TASK PROMPT: Go through the listing beneath this task and return every line that carries the string "debiera".

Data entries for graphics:
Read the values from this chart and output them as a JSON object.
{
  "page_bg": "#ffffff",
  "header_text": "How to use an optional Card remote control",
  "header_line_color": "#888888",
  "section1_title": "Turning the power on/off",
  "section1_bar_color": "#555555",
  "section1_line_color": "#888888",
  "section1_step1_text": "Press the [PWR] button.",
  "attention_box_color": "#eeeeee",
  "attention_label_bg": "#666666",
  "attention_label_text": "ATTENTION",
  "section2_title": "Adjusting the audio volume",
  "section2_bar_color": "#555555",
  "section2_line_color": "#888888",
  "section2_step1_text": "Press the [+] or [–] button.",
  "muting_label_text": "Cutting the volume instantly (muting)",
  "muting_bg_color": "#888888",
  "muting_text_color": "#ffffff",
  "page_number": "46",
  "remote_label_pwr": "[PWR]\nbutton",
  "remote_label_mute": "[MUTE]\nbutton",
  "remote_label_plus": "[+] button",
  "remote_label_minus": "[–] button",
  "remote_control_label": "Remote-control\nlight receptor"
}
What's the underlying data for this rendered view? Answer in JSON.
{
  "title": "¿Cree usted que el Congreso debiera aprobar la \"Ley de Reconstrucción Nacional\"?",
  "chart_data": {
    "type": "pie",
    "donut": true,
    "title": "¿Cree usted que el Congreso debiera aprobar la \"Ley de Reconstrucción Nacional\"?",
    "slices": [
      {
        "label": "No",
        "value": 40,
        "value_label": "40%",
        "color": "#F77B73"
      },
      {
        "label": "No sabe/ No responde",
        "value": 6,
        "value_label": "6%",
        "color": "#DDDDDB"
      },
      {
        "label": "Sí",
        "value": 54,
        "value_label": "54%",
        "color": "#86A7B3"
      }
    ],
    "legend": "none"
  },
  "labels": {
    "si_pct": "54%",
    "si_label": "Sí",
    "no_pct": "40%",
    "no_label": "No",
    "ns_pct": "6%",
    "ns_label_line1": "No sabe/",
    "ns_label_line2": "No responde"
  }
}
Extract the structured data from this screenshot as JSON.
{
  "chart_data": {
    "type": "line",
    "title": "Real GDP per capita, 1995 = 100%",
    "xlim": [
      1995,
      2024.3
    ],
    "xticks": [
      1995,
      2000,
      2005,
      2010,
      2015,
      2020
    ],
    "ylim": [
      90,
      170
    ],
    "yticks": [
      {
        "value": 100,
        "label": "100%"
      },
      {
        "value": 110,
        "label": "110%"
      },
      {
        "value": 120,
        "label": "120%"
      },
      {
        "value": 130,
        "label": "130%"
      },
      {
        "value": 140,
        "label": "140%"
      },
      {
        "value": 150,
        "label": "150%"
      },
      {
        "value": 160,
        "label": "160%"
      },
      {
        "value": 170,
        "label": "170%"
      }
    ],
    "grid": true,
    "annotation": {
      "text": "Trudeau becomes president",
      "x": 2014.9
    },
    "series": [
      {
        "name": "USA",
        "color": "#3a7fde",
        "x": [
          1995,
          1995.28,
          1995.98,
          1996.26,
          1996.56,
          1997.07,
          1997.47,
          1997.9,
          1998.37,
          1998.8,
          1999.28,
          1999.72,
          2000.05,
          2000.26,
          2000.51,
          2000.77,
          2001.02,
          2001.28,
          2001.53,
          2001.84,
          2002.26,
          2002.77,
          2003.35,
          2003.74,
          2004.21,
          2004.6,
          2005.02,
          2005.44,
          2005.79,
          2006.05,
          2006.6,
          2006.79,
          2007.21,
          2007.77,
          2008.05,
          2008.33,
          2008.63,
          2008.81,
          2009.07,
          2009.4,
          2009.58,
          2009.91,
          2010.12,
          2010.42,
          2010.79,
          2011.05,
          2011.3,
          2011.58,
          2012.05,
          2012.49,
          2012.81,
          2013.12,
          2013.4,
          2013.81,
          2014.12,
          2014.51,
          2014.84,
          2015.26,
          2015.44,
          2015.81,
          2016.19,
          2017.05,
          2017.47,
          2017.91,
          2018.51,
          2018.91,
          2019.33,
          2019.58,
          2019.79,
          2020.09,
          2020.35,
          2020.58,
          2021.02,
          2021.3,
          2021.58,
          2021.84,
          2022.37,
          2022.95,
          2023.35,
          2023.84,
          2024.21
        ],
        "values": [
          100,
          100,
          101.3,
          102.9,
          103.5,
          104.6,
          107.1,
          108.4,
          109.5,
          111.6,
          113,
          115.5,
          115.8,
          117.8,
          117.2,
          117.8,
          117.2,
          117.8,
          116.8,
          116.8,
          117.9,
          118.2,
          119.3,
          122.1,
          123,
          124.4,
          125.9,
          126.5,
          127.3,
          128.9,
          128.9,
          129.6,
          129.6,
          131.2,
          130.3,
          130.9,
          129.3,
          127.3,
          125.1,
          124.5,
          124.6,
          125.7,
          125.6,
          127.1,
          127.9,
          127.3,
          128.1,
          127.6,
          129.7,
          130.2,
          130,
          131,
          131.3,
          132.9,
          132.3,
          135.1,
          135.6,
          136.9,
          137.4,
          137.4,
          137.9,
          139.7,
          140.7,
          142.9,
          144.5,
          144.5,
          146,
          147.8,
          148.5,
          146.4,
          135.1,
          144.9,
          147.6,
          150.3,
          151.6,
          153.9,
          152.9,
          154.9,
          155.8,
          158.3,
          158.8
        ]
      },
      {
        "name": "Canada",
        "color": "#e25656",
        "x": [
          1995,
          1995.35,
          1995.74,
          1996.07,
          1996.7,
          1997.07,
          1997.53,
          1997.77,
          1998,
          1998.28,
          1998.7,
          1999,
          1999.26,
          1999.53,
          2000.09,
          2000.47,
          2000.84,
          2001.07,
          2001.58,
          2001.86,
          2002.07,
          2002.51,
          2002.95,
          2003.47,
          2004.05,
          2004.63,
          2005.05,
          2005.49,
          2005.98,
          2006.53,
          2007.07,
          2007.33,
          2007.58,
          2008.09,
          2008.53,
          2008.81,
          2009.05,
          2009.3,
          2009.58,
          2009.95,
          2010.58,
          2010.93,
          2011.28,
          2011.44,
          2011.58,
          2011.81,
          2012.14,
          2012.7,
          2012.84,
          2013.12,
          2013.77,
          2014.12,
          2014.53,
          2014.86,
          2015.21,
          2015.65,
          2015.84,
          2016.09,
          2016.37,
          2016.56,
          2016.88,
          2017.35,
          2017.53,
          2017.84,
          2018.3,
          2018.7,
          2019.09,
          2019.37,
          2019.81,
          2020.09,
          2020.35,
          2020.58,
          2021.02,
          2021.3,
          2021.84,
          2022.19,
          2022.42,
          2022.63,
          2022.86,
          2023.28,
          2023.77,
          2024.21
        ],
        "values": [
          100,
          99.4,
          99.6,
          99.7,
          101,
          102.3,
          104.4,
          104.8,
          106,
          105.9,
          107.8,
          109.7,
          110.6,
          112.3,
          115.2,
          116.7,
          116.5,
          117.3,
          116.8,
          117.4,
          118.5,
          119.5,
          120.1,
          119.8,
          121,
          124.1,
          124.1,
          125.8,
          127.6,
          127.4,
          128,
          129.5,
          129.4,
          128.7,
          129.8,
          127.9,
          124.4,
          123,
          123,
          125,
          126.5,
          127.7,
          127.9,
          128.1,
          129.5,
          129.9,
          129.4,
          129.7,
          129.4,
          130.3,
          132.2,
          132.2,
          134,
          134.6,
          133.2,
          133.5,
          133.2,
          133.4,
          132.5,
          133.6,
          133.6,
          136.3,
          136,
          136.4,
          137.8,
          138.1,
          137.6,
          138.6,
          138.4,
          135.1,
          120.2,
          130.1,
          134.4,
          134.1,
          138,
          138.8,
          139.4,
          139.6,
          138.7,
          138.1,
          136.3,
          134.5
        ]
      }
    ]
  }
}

SOLUTION TO THE PROBLEM:
  "title": "¿Cree usted que el Congreso debiera aprobar la \"Ley de Reconstrucción Nacional\"?",
    "title": "¿Cree usted que el Congreso debiera aprobar la \"Ley de Reconstrucción Nacional\"?",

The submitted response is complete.